Exercise aim: Work out how many lines have "text" in them. Give only that number.

Records that describe figures
● ● ● ●

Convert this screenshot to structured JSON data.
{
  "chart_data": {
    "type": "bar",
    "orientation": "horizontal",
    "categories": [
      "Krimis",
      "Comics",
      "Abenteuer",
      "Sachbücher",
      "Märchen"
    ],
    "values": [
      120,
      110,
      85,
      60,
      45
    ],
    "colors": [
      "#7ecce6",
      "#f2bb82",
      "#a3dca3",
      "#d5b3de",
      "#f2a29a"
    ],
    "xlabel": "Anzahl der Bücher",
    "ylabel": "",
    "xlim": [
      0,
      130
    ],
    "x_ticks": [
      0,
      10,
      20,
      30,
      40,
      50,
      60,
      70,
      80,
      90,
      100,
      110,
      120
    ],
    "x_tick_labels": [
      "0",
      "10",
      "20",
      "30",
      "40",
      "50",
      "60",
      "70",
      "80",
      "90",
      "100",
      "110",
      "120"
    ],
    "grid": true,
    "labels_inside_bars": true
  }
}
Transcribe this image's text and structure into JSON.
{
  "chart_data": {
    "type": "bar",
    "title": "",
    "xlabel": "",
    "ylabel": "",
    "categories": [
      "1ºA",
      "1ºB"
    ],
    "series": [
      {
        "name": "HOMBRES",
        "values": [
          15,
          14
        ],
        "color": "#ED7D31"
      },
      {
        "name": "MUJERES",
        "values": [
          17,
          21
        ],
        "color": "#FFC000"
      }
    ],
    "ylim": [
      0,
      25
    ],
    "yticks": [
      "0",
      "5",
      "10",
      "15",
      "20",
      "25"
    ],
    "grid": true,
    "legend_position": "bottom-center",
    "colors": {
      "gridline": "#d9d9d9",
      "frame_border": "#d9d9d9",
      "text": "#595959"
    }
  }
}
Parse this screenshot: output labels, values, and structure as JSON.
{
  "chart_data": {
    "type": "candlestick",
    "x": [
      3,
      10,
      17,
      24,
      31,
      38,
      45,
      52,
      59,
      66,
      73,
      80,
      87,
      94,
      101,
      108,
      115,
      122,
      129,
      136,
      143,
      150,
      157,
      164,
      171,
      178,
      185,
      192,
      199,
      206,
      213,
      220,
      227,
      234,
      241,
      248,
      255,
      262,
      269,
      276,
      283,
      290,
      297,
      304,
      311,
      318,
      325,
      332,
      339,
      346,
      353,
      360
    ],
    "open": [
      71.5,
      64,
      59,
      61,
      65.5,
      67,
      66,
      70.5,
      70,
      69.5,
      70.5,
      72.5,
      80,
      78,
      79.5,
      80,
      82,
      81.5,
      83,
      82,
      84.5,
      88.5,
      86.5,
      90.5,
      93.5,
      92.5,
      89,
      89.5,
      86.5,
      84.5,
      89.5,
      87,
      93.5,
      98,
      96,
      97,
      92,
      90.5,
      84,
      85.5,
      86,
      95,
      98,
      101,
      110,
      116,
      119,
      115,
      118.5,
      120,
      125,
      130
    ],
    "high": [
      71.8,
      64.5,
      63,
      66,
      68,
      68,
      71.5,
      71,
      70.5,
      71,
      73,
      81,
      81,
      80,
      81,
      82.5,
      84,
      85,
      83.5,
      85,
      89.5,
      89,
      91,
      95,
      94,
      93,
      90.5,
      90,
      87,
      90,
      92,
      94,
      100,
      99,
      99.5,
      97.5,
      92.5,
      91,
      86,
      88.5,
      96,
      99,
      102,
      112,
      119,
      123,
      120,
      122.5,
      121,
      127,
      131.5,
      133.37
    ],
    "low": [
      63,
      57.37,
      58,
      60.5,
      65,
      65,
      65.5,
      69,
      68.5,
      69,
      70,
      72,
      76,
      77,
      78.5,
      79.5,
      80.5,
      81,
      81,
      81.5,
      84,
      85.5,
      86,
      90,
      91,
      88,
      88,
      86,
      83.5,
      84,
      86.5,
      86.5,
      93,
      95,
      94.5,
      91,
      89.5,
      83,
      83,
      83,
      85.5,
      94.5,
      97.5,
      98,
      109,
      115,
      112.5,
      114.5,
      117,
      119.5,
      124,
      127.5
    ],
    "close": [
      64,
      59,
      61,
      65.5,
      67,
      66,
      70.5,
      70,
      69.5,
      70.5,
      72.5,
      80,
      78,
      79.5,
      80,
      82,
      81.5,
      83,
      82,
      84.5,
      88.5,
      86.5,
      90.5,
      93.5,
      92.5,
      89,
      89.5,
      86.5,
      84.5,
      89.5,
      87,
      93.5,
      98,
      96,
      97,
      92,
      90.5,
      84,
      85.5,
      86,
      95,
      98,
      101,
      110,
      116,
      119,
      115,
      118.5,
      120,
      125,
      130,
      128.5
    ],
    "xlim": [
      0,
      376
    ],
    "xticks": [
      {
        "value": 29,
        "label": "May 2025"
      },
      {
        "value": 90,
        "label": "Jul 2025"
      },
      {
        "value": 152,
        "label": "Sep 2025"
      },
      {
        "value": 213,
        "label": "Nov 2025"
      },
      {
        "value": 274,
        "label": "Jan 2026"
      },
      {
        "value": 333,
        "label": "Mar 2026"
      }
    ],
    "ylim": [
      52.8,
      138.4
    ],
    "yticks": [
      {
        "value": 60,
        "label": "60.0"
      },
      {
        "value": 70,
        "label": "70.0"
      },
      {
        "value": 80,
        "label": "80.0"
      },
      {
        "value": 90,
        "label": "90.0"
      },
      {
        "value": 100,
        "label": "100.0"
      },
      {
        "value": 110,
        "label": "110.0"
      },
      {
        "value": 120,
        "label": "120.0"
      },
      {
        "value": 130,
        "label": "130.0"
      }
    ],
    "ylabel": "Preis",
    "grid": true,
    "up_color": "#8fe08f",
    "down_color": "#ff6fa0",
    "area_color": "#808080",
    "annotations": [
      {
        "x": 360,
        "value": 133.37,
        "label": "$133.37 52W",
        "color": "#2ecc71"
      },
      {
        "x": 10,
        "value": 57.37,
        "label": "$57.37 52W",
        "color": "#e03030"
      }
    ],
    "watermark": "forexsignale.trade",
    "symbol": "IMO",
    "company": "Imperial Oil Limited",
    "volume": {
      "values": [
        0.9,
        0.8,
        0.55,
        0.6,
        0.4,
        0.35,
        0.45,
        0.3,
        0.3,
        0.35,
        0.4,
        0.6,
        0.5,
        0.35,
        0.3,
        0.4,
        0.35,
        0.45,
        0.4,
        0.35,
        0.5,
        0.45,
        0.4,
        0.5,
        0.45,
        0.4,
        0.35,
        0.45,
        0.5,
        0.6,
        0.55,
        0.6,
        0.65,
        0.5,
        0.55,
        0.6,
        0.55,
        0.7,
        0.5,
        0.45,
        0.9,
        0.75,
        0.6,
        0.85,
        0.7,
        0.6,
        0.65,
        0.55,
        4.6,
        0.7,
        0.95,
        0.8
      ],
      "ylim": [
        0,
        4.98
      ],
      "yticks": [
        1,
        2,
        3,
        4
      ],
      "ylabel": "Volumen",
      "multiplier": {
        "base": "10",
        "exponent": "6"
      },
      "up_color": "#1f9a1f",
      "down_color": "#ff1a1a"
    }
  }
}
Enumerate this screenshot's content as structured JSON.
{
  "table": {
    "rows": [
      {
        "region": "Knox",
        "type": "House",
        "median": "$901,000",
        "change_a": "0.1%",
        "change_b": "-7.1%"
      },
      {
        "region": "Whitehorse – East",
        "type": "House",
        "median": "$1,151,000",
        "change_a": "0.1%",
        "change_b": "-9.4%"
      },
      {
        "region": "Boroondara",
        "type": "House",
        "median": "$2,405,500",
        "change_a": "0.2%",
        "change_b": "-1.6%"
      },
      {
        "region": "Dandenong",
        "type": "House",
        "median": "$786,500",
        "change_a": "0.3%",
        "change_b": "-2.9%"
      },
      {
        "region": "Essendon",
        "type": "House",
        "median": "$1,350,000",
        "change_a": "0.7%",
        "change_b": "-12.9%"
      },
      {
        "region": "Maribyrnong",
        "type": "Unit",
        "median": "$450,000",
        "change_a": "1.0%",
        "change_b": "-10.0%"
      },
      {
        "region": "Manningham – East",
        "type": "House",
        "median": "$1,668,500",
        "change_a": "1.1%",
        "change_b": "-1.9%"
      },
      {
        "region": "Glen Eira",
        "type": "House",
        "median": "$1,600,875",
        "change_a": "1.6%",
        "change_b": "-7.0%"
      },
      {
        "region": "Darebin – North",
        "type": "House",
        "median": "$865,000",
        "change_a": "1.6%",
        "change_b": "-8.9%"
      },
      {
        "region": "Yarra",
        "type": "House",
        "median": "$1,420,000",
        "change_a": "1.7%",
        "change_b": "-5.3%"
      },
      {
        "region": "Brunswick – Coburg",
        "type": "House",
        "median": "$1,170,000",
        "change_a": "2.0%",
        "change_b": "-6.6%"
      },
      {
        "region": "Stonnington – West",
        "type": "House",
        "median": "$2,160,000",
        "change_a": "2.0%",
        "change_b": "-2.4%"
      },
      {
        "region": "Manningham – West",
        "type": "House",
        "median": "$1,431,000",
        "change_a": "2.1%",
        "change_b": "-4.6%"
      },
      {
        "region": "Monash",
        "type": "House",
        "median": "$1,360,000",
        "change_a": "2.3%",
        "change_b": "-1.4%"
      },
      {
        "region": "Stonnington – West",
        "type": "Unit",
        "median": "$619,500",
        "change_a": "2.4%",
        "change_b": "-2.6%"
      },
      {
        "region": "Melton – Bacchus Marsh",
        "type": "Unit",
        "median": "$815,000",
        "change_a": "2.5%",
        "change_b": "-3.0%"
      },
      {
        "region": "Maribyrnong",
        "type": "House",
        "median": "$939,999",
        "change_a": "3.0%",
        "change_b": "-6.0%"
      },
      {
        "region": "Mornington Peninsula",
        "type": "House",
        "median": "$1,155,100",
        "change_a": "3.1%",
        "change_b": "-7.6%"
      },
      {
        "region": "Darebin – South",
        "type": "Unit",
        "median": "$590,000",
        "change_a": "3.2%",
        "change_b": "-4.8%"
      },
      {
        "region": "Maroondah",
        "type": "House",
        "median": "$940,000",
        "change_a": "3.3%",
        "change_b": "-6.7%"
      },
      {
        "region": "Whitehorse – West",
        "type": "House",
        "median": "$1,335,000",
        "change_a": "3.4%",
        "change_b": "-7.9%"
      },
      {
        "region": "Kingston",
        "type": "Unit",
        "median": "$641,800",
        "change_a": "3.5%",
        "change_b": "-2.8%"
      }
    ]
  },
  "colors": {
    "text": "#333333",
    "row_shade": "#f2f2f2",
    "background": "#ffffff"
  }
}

● ● ● ●

Complete answer: 3